■ STATED TASK ■
Write out all the lines again, precisely as they stand, but without the images.

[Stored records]
● ● ● ● ●

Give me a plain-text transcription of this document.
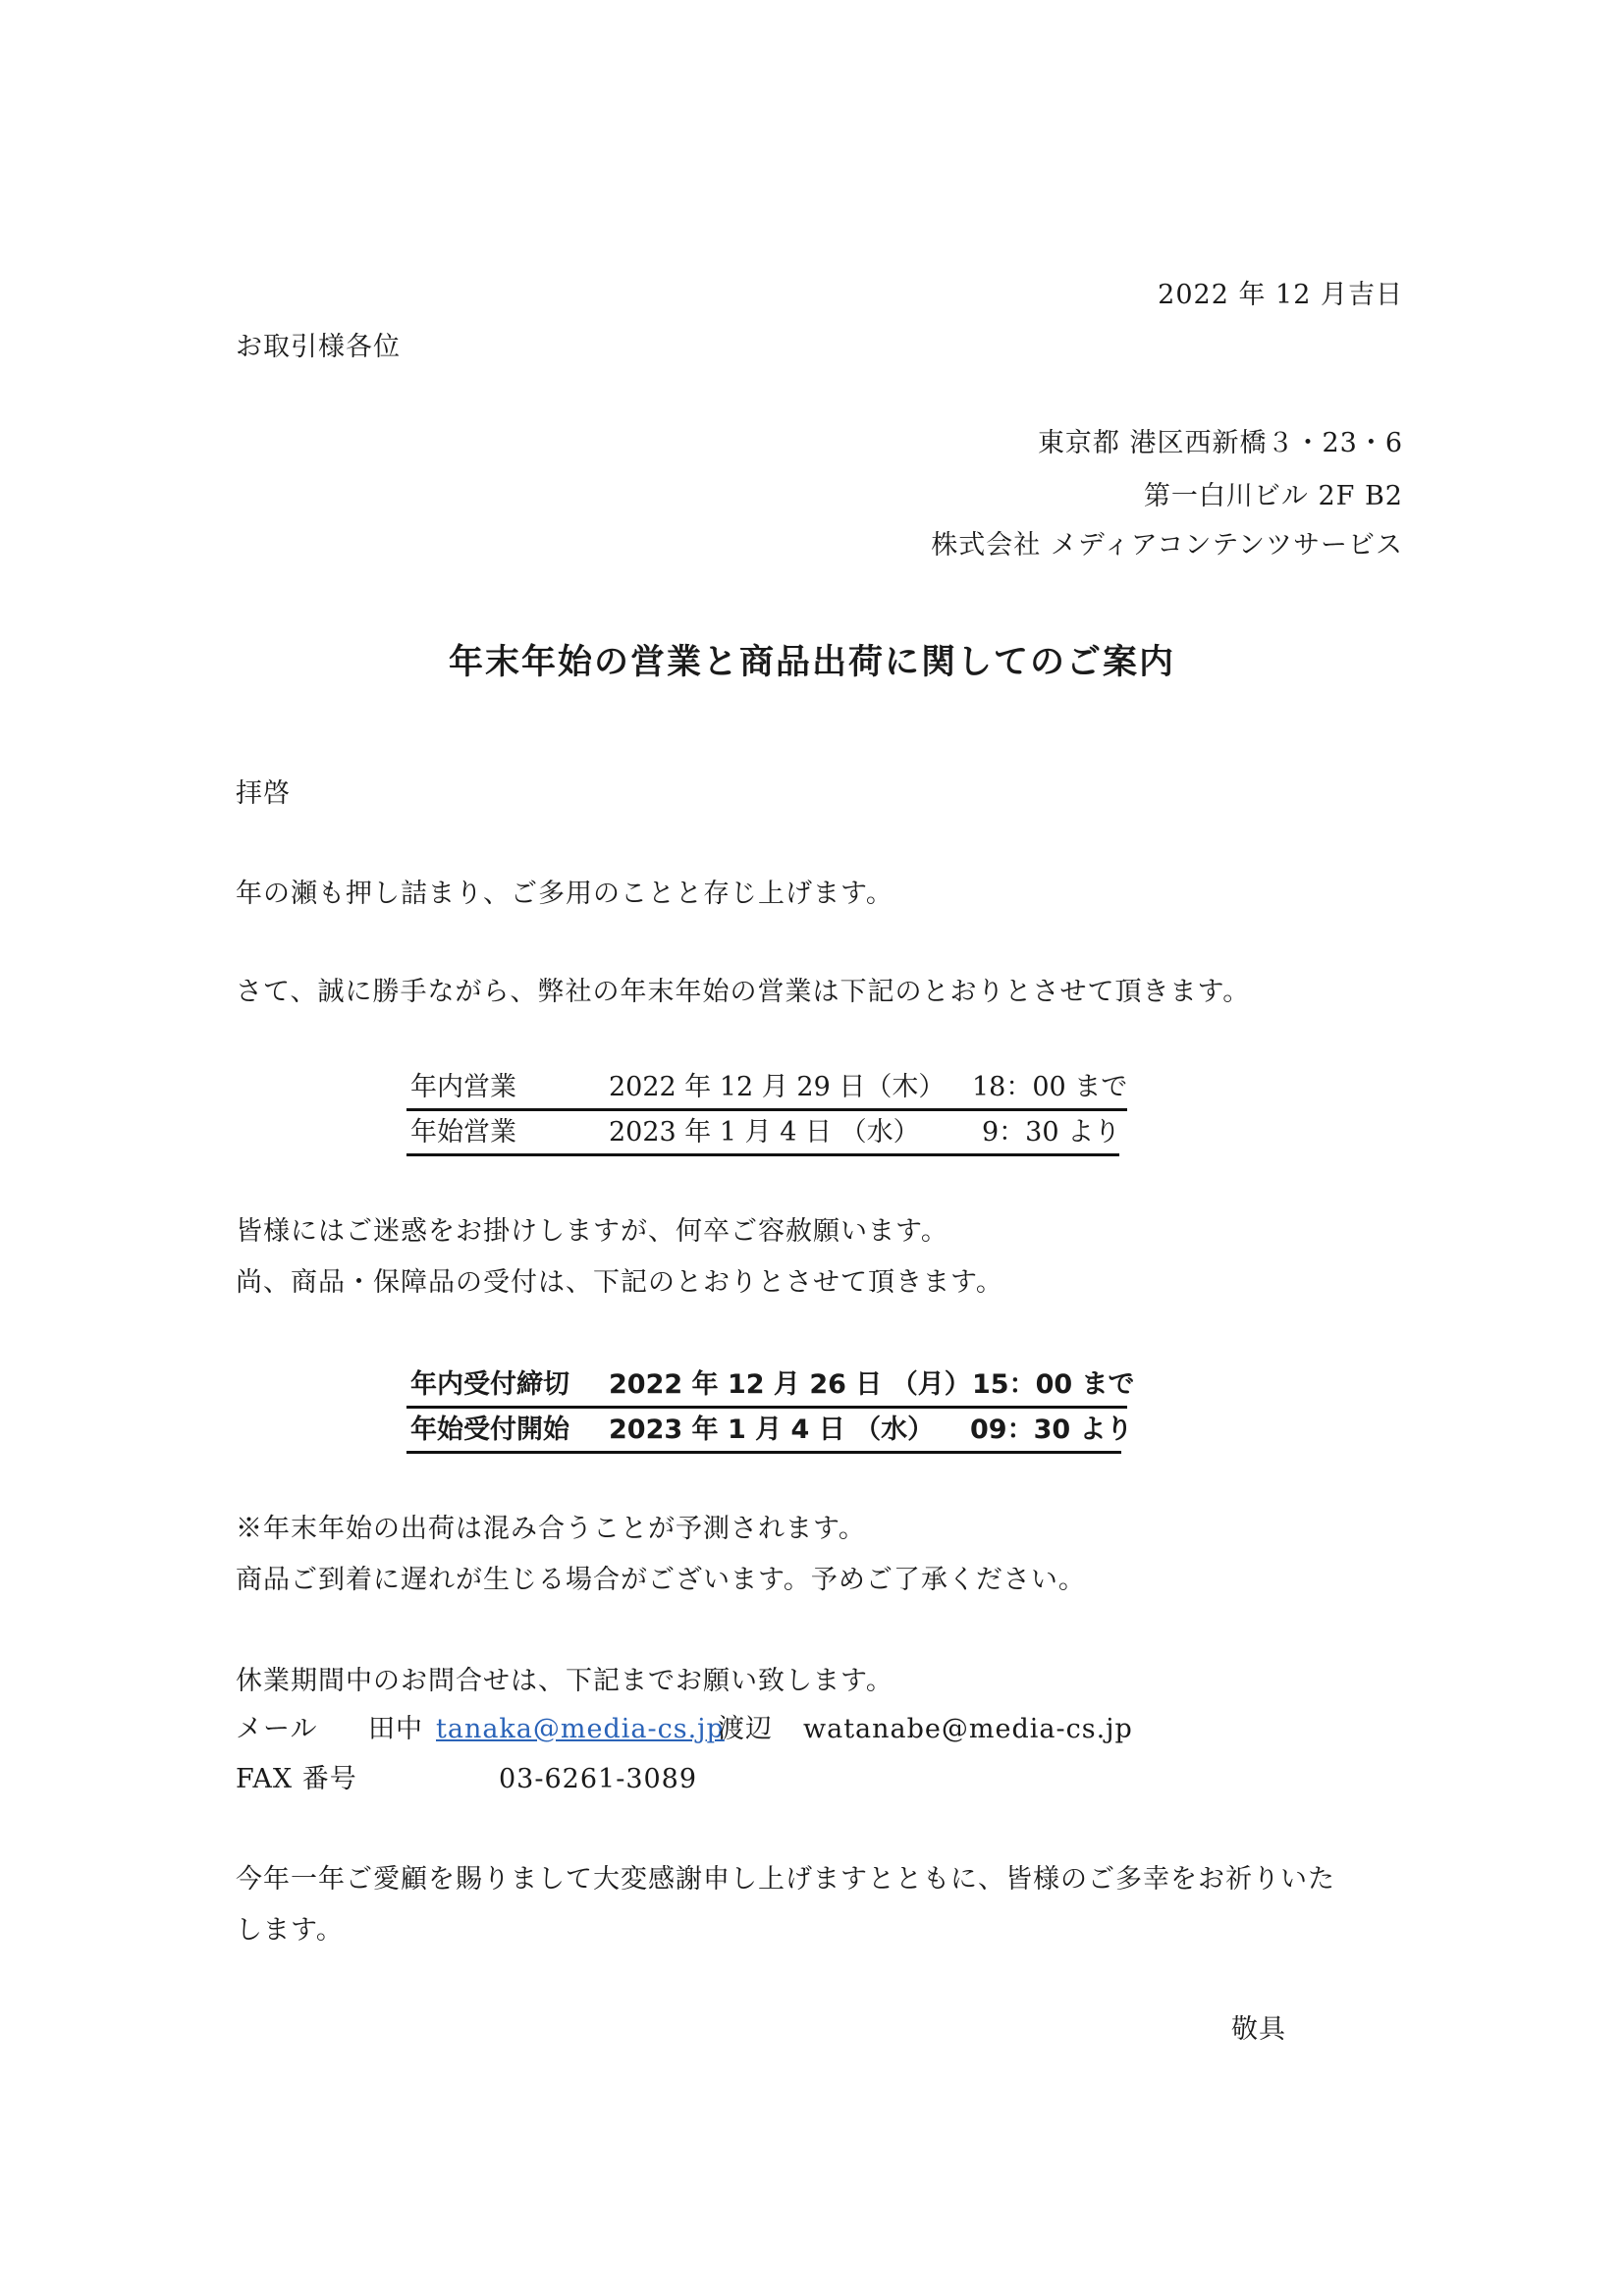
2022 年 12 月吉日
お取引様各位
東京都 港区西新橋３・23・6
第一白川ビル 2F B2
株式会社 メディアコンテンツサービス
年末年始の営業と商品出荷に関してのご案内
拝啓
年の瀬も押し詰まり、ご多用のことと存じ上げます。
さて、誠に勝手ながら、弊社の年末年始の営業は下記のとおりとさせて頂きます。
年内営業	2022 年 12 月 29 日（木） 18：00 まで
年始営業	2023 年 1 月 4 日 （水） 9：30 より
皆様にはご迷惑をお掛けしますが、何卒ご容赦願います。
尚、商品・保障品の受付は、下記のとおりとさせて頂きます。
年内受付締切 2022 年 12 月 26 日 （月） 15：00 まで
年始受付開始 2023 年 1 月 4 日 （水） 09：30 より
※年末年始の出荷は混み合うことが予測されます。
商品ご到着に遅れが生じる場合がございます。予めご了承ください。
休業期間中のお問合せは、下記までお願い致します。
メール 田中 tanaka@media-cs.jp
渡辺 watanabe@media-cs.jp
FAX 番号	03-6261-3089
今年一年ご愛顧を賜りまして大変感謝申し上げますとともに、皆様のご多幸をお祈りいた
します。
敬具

● ● ● ● ●

■ SOLUTION FOR THIS TASK ■
Give me a plain-text transcription of this document.
2022 年 12 月吉日
お取引様各位
東京都 港区西新橋３・23・6
第一白川ビル 2F B2
株式会社 メディアコンテンツサービス
年末年始の営業と商品出荷に関してのご案内
拝啓
年の瀬も押し詰まり、ご多用のことと存じ上げます。
さて、誠に勝手ながら、弊社の年末年始の営業は下記のとおりとさせて頂きます。
年内営業	2022 年 12 月 29 日（木） 18：00 まで
年始営業	2023 年 1 月 4 日 （水） 9：30 より
皆様にはご迷惑をお掛けしますが、何卒ご容赦願います。
尚、商品・保障品の受付は、下記のとおりとさせて頂きます。
年内受付締切 2022 年 12 月 26 日 （月） 15：00 まで
年始受付開始 2023 年 1 月 4 日 （水） 09：30 より
※年末年始の出荷は混み合うことが予測されます。
商品ご到着に遅れが生じる場合がございます。予めご了承ください。
休業期間中のお問合せは、下記までお願い致します。
メール 田中 tanaka@media-cs.jp
渡辺 watanabe@media-cs.jp
FAX 番号	03-6261-3089
今年一年ご愛顧を賜りまして大変感謝申し上げますとともに、皆様のご多幸をお祈りいた
します。
敬具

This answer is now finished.